Recorded data:
## begin

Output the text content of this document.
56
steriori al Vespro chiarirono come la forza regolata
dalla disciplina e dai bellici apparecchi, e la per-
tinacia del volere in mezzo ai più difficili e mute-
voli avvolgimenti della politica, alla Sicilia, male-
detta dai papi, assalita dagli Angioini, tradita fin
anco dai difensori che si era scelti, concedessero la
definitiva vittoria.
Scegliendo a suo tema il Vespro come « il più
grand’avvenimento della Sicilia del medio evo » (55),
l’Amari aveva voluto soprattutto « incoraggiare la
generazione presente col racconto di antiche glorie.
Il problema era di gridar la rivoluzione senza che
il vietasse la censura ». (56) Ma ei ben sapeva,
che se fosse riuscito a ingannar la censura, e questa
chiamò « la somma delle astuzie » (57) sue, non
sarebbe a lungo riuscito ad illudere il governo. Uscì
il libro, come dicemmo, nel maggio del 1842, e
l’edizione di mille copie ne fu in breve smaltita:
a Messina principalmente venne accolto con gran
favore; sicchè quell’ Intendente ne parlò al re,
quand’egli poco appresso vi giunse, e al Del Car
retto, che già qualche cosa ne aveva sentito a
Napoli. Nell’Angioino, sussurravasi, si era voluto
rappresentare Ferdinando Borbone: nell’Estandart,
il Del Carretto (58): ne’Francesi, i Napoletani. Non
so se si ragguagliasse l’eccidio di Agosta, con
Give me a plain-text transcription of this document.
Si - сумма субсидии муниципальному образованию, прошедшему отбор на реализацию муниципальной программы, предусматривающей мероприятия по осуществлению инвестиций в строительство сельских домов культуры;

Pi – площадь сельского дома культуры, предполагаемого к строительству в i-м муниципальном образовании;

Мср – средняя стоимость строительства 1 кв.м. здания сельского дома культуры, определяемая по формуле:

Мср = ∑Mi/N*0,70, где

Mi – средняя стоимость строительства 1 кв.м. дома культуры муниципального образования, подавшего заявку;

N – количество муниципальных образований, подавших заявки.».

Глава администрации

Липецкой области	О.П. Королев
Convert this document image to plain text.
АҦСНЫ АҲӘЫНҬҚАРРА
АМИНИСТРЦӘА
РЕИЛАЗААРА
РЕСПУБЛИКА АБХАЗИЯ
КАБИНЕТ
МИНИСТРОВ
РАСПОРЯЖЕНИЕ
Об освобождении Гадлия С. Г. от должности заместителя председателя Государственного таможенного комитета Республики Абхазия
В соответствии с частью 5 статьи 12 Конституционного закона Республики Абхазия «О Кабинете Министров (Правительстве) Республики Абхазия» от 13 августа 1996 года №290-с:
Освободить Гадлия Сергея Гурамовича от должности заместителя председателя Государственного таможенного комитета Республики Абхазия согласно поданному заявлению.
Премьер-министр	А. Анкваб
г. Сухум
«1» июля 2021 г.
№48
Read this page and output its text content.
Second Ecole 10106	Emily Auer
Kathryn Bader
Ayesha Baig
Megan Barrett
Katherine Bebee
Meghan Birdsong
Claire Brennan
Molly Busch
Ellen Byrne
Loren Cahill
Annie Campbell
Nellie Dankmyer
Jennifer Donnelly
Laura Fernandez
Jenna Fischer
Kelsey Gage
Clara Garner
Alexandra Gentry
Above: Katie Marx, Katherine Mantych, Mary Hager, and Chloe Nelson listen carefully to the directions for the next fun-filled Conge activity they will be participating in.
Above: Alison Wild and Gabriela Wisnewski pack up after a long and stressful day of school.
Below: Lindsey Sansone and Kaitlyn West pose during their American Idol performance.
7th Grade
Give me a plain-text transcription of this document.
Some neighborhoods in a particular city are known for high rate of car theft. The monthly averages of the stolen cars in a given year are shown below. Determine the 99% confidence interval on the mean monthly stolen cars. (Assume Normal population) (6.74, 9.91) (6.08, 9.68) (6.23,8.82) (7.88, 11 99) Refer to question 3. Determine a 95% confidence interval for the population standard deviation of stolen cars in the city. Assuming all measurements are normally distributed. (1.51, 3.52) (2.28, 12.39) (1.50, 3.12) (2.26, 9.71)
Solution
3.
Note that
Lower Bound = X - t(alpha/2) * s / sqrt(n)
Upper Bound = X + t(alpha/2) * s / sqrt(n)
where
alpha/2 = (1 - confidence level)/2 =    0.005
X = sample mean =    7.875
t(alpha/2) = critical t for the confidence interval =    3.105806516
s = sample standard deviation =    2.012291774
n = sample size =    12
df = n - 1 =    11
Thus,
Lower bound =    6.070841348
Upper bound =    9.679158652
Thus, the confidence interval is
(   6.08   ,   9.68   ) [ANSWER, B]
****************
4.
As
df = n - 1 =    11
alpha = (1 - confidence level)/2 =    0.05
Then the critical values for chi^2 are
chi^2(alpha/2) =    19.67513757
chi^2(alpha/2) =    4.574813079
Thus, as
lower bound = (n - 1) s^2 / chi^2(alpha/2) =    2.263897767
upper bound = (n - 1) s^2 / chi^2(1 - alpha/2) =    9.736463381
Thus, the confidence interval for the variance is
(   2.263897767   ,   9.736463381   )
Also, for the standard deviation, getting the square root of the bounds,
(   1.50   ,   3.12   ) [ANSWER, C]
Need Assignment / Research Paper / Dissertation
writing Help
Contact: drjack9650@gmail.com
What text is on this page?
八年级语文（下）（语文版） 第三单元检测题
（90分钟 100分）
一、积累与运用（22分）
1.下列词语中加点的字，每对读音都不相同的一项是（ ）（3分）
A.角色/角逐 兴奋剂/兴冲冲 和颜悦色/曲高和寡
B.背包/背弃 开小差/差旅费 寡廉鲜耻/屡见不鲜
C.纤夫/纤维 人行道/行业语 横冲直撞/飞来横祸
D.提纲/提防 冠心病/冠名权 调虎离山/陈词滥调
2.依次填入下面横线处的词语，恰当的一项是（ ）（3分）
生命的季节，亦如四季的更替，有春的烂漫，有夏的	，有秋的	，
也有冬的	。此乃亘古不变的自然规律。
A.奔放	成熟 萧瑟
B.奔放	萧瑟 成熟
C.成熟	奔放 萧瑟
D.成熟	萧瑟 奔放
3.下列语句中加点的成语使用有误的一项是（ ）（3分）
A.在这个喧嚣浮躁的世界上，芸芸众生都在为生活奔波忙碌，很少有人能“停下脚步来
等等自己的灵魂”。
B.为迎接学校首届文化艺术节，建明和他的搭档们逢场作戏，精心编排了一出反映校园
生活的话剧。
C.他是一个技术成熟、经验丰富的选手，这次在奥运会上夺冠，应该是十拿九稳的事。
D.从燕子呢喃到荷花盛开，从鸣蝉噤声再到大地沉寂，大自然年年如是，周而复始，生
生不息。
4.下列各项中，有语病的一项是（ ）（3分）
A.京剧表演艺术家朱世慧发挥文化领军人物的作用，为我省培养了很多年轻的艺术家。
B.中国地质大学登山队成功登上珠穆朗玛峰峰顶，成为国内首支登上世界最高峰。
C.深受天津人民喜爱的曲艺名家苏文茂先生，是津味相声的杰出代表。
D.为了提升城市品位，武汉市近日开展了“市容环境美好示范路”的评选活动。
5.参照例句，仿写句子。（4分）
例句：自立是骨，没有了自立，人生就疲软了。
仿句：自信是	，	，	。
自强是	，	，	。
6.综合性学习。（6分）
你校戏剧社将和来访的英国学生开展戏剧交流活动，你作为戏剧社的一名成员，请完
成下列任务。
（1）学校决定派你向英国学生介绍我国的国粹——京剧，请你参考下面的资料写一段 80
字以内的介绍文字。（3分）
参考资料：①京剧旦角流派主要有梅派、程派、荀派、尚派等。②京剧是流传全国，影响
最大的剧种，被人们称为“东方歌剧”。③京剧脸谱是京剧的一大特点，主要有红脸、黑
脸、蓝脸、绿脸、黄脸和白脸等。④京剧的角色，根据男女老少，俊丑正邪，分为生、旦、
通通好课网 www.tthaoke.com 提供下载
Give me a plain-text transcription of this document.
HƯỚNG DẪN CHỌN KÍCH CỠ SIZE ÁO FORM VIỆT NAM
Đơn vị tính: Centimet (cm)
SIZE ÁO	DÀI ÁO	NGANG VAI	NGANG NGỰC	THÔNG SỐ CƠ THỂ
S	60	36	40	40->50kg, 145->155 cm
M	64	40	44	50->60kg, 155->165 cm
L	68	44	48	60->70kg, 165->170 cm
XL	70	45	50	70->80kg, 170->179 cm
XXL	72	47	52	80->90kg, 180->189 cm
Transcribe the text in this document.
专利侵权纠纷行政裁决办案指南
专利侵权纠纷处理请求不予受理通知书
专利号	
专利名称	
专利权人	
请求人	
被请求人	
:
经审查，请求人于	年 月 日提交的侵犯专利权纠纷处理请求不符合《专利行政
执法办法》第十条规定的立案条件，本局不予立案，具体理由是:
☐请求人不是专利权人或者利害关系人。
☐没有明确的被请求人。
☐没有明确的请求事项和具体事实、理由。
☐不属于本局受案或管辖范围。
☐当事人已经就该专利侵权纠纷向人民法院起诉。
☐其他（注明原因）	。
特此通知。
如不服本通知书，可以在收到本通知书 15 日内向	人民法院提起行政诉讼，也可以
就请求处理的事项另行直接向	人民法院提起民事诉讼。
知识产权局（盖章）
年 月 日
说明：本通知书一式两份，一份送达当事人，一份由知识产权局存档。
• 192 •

## end

» **Given problem**
Pick out lines containing the word "заместителя", each one as written.

» **Written reply**
Об освобождении Гадлия С. Г. от должности заместителя председателя Государственного таможенного комитета Республики Абхазия
Освободить Гадлия Сергея Гурамовича от должности заместителя председателя Государственного таможенного комитета Республики Абхазия согласно поданному заявлению.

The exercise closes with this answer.